━━ Raw records

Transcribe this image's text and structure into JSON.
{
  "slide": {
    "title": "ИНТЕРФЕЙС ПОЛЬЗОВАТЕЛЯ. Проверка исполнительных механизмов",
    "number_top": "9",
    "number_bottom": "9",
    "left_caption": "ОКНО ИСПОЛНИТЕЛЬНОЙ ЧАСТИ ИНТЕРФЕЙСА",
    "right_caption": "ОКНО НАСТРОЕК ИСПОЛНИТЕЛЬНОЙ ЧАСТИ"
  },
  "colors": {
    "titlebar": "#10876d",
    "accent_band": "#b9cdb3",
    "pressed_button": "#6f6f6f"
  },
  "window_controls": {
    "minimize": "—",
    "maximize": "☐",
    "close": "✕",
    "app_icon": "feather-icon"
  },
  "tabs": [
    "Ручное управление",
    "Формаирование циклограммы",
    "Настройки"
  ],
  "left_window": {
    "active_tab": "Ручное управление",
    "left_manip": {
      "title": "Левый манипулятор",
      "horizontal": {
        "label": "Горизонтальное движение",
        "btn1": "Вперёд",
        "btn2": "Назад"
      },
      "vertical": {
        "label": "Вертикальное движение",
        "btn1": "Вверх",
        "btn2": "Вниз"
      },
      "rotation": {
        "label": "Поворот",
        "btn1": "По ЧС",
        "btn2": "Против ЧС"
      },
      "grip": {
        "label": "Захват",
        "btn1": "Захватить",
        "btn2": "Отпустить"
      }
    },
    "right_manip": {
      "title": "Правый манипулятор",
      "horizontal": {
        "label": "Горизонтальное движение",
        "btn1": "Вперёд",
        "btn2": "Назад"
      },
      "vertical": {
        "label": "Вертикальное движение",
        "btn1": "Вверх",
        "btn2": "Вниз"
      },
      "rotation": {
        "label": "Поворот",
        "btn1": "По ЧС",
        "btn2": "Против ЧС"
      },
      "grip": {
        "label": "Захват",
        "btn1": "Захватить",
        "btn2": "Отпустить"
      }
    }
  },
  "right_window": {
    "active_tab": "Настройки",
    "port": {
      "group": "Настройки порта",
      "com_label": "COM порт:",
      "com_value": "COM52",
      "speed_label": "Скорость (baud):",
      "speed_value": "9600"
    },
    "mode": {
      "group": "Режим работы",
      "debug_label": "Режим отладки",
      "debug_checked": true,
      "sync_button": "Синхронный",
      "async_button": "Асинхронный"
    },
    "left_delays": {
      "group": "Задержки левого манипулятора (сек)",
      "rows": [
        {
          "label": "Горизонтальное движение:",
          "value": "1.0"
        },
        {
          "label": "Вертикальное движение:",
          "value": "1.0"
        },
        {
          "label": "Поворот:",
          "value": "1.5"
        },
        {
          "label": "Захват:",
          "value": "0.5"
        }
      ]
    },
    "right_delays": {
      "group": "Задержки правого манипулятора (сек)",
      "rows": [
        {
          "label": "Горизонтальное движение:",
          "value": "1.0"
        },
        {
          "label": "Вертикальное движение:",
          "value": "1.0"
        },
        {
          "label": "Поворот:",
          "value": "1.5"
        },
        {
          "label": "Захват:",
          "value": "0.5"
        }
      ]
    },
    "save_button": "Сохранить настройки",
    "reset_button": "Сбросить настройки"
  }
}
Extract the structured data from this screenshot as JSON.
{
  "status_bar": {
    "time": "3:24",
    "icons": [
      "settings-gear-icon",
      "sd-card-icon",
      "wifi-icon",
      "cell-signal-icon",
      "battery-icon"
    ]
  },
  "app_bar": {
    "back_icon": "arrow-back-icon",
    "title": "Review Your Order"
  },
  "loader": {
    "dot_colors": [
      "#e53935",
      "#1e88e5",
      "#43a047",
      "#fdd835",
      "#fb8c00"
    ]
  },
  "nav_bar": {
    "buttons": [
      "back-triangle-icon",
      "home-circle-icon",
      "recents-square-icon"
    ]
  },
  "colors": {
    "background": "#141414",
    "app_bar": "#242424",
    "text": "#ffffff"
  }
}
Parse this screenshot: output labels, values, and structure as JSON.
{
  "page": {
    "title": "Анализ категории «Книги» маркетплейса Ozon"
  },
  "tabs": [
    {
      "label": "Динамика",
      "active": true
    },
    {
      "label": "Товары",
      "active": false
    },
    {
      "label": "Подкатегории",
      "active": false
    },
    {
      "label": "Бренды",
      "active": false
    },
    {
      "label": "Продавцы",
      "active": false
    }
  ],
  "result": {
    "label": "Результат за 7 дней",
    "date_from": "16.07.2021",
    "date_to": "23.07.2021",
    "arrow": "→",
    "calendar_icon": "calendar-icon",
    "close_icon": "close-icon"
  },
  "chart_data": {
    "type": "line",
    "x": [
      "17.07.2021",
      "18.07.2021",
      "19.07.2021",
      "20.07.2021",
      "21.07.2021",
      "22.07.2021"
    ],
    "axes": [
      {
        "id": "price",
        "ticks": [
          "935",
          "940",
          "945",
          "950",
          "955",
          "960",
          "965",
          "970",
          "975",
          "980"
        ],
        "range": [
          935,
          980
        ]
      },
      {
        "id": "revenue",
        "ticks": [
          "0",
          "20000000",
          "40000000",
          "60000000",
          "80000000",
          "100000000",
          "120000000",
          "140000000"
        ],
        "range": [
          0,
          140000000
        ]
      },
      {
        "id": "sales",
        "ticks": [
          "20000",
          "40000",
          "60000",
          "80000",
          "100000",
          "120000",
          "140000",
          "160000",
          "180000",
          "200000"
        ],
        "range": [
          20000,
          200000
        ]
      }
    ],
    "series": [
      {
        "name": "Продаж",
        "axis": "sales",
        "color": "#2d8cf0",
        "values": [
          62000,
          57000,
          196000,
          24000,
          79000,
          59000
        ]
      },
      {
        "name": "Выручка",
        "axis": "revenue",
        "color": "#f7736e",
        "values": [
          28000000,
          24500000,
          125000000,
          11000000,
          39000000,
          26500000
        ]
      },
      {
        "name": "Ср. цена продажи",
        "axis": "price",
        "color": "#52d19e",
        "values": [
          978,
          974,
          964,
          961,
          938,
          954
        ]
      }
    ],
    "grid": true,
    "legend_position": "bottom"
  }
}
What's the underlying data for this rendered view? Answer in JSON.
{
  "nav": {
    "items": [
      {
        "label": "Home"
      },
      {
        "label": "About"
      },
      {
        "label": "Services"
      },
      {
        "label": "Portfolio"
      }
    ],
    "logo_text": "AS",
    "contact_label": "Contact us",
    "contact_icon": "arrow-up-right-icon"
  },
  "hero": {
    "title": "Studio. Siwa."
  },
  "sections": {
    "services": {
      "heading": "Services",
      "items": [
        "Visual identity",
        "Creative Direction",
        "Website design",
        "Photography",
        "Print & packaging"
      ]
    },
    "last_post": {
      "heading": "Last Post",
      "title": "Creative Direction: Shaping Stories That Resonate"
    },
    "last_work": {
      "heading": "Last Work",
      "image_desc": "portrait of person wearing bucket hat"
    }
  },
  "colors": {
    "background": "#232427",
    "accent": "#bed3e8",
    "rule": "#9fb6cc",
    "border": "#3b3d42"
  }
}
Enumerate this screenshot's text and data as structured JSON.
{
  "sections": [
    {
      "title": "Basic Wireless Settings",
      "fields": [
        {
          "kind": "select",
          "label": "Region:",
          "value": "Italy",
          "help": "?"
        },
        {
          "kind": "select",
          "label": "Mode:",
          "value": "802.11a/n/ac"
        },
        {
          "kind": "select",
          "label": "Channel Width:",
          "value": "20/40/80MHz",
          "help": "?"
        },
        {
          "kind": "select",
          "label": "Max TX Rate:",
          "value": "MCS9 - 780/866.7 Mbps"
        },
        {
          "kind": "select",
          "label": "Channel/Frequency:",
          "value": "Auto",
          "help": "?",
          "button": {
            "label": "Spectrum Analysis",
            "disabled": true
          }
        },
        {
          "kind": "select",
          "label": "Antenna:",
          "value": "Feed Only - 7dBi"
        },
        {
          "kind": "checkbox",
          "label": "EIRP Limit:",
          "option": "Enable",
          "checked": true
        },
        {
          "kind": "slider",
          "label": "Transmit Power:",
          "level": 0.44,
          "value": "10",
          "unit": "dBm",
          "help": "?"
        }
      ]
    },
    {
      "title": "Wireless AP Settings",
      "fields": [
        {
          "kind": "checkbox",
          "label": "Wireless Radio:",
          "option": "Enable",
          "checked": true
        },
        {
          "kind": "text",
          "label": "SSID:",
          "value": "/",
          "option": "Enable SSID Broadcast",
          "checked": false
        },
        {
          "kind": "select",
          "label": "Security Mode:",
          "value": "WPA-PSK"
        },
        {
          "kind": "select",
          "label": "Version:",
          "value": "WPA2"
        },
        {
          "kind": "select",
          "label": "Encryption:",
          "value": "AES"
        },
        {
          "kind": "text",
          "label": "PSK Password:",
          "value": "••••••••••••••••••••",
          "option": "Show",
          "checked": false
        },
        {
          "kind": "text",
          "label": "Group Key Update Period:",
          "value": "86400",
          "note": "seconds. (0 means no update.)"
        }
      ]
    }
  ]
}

━━━━

Go through the listing above and locate each line that holds the word "Channel". Copy those lines.

:: Solution for this task ::
          "label": "Channel Width:",
          "label": "Channel/Frequency:",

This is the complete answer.